Challenge: Leaving out the pictures, please retype each record exactly.

Entries shown:
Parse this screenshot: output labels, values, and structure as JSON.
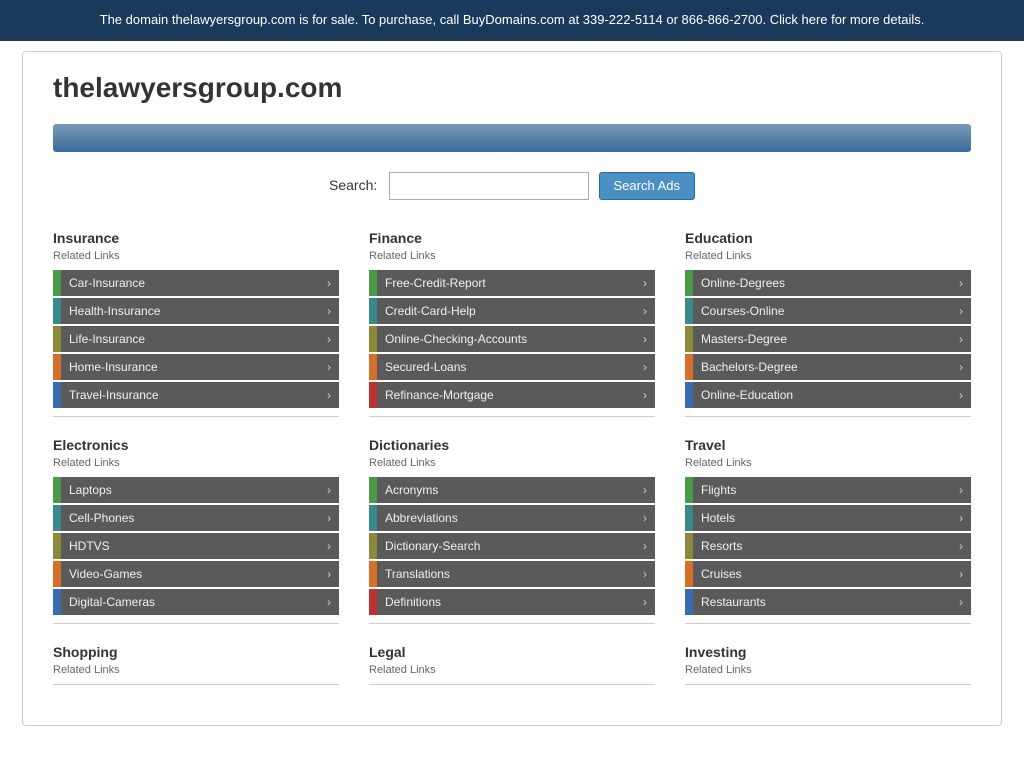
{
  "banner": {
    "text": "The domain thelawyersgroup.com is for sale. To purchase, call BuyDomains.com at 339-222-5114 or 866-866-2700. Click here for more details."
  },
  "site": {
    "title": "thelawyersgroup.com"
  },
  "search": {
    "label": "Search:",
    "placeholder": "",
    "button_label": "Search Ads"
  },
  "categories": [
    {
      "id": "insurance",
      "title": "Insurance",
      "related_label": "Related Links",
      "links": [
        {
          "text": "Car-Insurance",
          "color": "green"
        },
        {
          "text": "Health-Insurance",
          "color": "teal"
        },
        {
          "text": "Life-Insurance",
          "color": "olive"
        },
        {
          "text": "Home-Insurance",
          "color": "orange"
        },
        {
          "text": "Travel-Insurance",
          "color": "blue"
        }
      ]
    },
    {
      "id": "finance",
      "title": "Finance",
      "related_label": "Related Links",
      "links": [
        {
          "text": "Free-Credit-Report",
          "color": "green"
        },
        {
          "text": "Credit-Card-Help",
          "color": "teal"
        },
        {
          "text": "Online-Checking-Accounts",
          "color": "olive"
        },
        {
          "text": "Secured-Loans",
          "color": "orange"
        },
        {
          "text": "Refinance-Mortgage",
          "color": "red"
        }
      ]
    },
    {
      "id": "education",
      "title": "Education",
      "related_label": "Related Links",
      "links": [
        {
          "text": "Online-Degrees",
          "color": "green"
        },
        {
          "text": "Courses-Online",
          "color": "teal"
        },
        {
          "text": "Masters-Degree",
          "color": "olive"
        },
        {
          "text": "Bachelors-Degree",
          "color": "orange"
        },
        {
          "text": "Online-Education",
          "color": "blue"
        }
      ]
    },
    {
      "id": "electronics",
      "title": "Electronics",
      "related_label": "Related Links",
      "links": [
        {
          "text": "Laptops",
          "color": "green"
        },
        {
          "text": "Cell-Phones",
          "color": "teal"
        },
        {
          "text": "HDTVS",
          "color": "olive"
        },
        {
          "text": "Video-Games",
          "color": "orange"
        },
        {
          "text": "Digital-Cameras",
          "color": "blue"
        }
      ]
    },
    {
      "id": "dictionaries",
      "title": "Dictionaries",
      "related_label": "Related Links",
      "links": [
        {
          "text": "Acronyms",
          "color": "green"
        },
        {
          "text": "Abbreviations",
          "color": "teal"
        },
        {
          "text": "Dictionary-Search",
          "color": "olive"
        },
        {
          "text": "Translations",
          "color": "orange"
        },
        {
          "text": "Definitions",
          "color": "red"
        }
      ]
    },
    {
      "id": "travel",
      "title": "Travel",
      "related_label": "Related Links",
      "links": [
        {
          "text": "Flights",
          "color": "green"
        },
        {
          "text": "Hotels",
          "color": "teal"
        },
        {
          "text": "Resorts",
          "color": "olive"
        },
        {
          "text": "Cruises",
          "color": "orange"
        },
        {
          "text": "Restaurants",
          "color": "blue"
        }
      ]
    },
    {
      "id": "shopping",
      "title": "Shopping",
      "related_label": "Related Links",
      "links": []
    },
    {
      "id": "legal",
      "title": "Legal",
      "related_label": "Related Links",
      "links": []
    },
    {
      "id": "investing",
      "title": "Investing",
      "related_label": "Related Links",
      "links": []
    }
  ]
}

Response to this task:
Parse this screenshot: output labels, values, and structure as JSON.
{
  "banner": {
    "text": "The domain thelawyersgroup.com is for sale. To purchase, call BuyDomains.com at 339-222-5114 or 866-866-2700. Click here for more details."
  },
  "site": {
    "title": "thelawyersgroup.com"
  },
  "search": {
    "label": "Search:",
    "placeholder": "",
    "button_label": "Search Ads"
  },
  "categories": [
    {
      "id": "insurance",
      "title": "Insurance",
      "related_label": "Related Links",
      "links": [
        {
          "text": "Car-Insurance",
          "color": "green"
        },
        {
          "text": "Health-Insurance",
          "color": "teal"
        },
        {
          "text": "Life-Insurance",
          "color": "olive"
        },
        {
          "text": "Home-Insurance",
          "color": "orange"
        },
        {
          "text": "Travel-Insurance",
          "color": "blue"
        }
      ]
    },
    {
      "id": "finance",
      "title": "Finance",
      "related_label": "Related Links",
      "links": [
        {
          "text": "Free-Credit-Report",
          "color": "green"
        },
        {
          "text": "Credit-Card-Help",
          "color": "teal"
        },
        {
          "text": "Online-Checking-Accounts",
          "color": "olive"
        },
        {
          "text": "Secured-Loans",
          "color": "orange"
        },
        {
          "text": "Refinance-Mortgage",
          "color": "red"
        }
      ]
    },
    {
      "id": "education",
      "title": "Education",
      "related_label": "Related Links",
      "links": [
        {
          "text": "Online-Degrees",
          "color": "green"
        },
        {
          "text": "Courses-Online",
          "color": "teal"
        },
        {
          "text": "Masters-Degree",
          "color": "olive"
        },
        {
          "text": "Bachelors-Degree",
          "color": "orange"
        },
        {
          "text": "Online-Education",
          "color": "blue"
        }
      ]
    },
    {
      "id": "electronics",
      "title": "Electronics",
      "related_label": "Related Links",
      "links": [
        {
          "text": "Laptops",
          "color": "green"
        },
        {
          "text": "Cell-Phones",
          "color": "teal"
        },
        {
          "text": "HDTVS",
          "color": "olive"
        },
        {
          "text": "Video-Games",
          "color": "orange"
        },
        {
          "text": "Digital-Cameras",
          "color": "blue"
        }
      ]
    },
    {
      "id": "dictionaries",
      "title": "Dictionaries",
      "related_label": "Related Links",
      "links": [
        {
          "text": "Acronyms",
          "color": "green"
        },
        {
          "text": "Abbreviations",
          "color": "teal"
        },
        {
          "text": "Dictionary-Search",
          "color": "olive"
        },
        {
          "text": "Translations",
          "color": "orange"
        },
        {
          "text": "Definitions",
          "color": "red"
        }
      ]
    },
    {
      "id": "travel",
      "title": "Travel",
      "related_label": "Related Links",
      "links": [
        {
          "text": "Flights",
          "color": "green"
        },
        {
          "text": "Hotels",
          "color": "teal"
        },
        {
          "text": "Resorts",
          "color": "olive"
        },
        {
          "text": "Cruises",
          "color": "orange"
        },
        {
          "text": "Restaurants",
          "color": "blue"
        }
      ]
    },
    {
      "id": "shopping",
      "title": "Shopping",
      "related_label": "Related Links",
      "links": []
    },
    {
      "id": "legal",
      "title": "Legal",
      "related_label": "Related Links",
      "links": []
    },
    {
      "id": "investing",
      "title": "Investing",
      "related_label": "Related Links",
      "links": []
    }
  ]
}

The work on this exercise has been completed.